# The data start
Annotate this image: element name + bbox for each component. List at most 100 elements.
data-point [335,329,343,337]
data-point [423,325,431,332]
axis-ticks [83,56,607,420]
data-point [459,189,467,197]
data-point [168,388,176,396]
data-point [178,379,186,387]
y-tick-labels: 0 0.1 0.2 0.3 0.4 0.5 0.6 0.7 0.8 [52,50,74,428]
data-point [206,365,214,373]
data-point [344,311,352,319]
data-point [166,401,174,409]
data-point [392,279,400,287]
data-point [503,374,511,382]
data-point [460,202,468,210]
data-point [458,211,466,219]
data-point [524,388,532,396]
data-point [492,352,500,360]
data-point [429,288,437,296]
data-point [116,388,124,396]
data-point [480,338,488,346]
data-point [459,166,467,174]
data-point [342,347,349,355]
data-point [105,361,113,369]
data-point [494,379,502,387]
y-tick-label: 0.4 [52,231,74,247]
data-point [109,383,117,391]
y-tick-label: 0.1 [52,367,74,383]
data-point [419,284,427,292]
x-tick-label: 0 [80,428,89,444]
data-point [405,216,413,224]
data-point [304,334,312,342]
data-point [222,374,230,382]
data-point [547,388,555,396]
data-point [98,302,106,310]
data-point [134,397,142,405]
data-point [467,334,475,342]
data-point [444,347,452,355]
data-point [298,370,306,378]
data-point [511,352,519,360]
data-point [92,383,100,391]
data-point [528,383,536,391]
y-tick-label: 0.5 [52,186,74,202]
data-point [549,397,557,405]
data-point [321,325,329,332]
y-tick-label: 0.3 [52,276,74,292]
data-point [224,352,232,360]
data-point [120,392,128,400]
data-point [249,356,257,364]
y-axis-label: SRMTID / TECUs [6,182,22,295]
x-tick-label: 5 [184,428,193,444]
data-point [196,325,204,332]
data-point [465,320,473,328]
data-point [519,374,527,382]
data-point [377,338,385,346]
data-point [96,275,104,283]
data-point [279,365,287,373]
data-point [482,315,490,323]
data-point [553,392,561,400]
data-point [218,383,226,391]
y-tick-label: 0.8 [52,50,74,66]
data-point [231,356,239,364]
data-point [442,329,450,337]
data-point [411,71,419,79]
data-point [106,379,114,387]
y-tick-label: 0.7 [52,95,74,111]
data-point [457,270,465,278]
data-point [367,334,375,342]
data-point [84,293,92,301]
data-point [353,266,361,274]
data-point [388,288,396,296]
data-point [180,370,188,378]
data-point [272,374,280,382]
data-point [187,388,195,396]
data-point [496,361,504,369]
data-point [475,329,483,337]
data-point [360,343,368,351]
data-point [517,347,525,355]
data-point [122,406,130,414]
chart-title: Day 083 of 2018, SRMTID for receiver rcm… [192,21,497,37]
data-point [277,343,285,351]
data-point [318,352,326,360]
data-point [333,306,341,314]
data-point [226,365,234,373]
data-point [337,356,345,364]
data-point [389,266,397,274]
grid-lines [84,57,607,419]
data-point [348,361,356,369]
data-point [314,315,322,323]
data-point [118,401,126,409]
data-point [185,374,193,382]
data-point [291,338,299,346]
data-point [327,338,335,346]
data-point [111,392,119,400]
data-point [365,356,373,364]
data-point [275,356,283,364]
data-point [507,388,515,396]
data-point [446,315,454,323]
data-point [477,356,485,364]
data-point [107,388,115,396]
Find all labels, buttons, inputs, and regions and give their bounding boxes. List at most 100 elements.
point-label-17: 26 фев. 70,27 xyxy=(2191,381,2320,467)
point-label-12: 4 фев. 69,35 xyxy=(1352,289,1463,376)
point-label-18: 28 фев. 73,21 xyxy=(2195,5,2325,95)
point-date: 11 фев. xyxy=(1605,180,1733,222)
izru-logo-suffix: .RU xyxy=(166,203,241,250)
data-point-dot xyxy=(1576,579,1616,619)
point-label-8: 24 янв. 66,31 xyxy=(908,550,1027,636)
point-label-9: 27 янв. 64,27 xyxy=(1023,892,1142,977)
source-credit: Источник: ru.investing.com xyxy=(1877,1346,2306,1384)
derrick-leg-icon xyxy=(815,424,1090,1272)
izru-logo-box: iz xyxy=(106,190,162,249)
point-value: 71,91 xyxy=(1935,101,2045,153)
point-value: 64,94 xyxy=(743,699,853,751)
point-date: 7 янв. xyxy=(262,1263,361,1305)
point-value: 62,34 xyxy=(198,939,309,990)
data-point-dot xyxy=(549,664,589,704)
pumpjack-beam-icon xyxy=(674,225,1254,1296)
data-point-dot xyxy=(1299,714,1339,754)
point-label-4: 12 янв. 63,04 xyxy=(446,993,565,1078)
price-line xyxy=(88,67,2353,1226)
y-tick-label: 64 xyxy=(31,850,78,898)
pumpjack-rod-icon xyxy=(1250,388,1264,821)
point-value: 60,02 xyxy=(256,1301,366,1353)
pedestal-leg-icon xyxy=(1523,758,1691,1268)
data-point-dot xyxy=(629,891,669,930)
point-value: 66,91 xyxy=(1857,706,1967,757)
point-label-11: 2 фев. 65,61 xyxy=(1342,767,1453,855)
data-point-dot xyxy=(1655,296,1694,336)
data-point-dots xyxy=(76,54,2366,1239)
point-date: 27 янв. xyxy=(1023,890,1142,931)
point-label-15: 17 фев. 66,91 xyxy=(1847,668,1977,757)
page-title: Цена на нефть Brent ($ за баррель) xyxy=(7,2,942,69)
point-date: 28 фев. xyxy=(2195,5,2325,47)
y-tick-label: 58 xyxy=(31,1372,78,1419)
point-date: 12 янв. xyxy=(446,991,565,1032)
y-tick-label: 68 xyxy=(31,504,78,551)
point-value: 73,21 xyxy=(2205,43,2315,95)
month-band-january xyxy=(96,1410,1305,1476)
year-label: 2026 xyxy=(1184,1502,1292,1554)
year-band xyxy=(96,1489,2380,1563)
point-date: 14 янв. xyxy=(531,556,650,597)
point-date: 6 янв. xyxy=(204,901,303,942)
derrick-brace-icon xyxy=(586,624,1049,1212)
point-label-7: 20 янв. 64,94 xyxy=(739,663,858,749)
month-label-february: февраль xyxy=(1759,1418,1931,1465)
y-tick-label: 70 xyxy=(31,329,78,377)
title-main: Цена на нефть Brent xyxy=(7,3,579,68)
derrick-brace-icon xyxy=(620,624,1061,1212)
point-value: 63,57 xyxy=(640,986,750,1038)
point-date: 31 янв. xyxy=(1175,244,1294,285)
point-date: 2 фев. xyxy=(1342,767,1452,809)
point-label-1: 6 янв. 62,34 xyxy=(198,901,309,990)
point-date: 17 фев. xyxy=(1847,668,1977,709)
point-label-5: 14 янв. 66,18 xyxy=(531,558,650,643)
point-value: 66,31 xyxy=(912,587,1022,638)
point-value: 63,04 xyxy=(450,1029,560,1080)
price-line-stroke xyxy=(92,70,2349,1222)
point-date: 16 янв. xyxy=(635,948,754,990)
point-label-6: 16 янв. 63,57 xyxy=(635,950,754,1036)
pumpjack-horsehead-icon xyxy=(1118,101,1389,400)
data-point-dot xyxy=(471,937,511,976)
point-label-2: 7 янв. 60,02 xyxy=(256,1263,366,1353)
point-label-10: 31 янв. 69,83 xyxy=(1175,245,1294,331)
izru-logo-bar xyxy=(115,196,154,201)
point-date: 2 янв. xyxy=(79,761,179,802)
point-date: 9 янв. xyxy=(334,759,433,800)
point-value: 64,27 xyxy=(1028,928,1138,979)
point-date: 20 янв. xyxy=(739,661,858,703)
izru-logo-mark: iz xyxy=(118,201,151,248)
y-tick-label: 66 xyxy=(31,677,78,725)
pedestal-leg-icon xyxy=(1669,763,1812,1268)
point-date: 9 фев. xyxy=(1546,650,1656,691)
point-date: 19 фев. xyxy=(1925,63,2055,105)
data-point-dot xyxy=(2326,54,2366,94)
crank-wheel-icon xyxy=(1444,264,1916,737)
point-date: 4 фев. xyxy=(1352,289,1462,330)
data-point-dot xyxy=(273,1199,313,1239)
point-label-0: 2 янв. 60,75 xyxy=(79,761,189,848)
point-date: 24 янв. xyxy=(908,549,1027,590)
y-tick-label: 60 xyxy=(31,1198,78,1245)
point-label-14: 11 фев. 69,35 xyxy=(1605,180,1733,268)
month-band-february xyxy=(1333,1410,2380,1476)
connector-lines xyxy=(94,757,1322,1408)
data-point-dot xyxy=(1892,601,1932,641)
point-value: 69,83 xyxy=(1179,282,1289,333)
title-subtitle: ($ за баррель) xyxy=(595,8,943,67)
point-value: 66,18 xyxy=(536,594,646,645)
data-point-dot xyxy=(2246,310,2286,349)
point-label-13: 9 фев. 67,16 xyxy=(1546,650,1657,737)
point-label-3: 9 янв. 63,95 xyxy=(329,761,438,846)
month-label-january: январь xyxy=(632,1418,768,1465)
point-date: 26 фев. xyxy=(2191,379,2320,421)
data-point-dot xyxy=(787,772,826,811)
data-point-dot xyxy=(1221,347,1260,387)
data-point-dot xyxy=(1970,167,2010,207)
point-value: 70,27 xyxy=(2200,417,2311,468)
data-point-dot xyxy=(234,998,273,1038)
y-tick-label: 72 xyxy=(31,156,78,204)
# The data end
→ Exercise requirements: Write out the rows from the start through the line holding "data-point [178,379,186,387]", both ends included, with every character unchanged.

→ Correct answer:
Annotate this image: element name + bbox for each component. List at most 100 elements.
data-point [335,329,343,337]
data-point [423,325,431,332]
axis-ticks [83,56,607,420]
data-point [459,189,467,197]
data-point [168,388,176,396]
data-point [178,379,186,387]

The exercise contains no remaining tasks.